%%

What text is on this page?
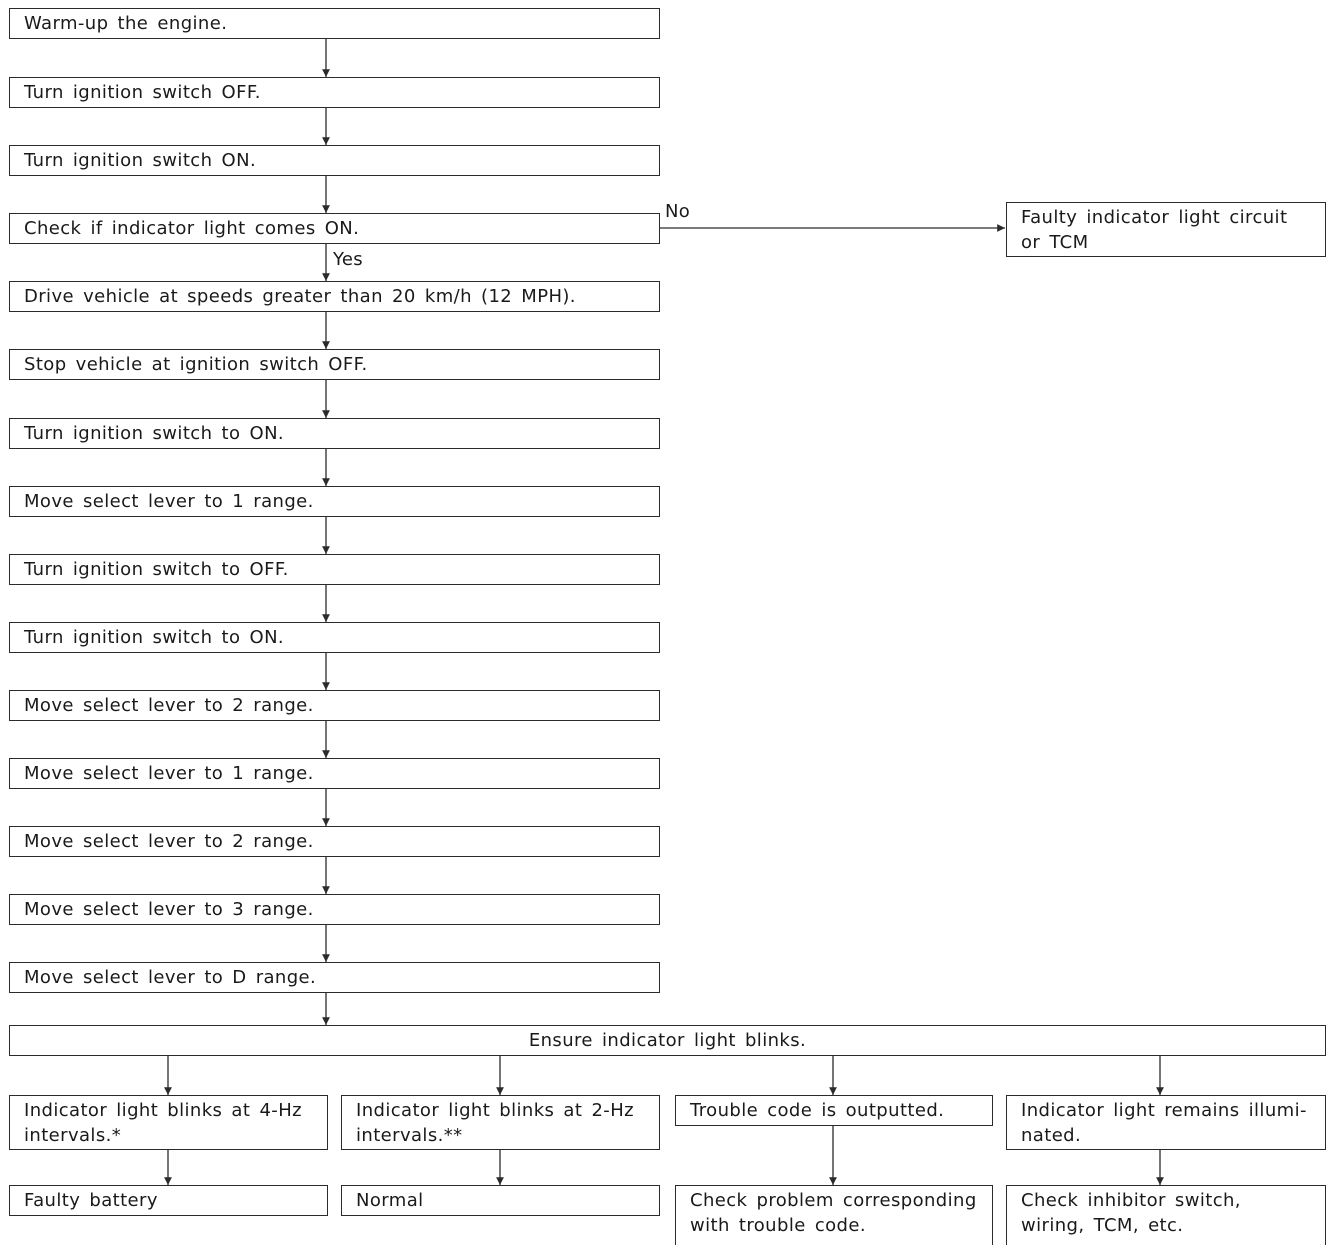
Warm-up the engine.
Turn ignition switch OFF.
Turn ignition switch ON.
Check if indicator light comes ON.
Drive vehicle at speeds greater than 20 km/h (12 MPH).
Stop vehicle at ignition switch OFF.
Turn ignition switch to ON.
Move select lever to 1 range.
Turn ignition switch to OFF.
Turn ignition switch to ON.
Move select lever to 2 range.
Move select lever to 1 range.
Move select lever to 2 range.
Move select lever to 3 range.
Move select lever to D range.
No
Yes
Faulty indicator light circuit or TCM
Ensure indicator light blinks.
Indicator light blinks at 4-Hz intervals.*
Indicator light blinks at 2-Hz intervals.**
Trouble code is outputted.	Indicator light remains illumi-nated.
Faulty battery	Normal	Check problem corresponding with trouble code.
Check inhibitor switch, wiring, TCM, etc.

%%

• [Direction]:
Every record above must be given again exactly; drop the pictures.

• [Output below]:
What text is on this page?
Warm-up the engine.
Turn ignition switch OFF.
Turn ignition switch ON.
Check if indicator light comes ON.
Drive vehicle at speeds greater than 20 km/h (12 MPH).
Stop vehicle at ignition switch OFF.
Turn ignition switch to ON.
Move select lever to 1 range.
Turn ignition switch to OFF.
Turn ignition switch to ON.
Move select lever to 2 range.
Move select lever to 1 range.
Move select lever to 2 range.
Move select lever to 3 range.
Move select lever to D range.
No
Yes
Faulty indicator light circuit or TCM
Ensure indicator light blinks.
Indicator light blinks at 4-Hz intervals.*
Indicator light blinks at 2-Hz intervals.**
Trouble code is outputted.	Indicator light remains illumi-nated.
Faulty battery	Normal	Check problem corresponding with trouble code.
Check inhibitor switch, wiring, TCM, etc.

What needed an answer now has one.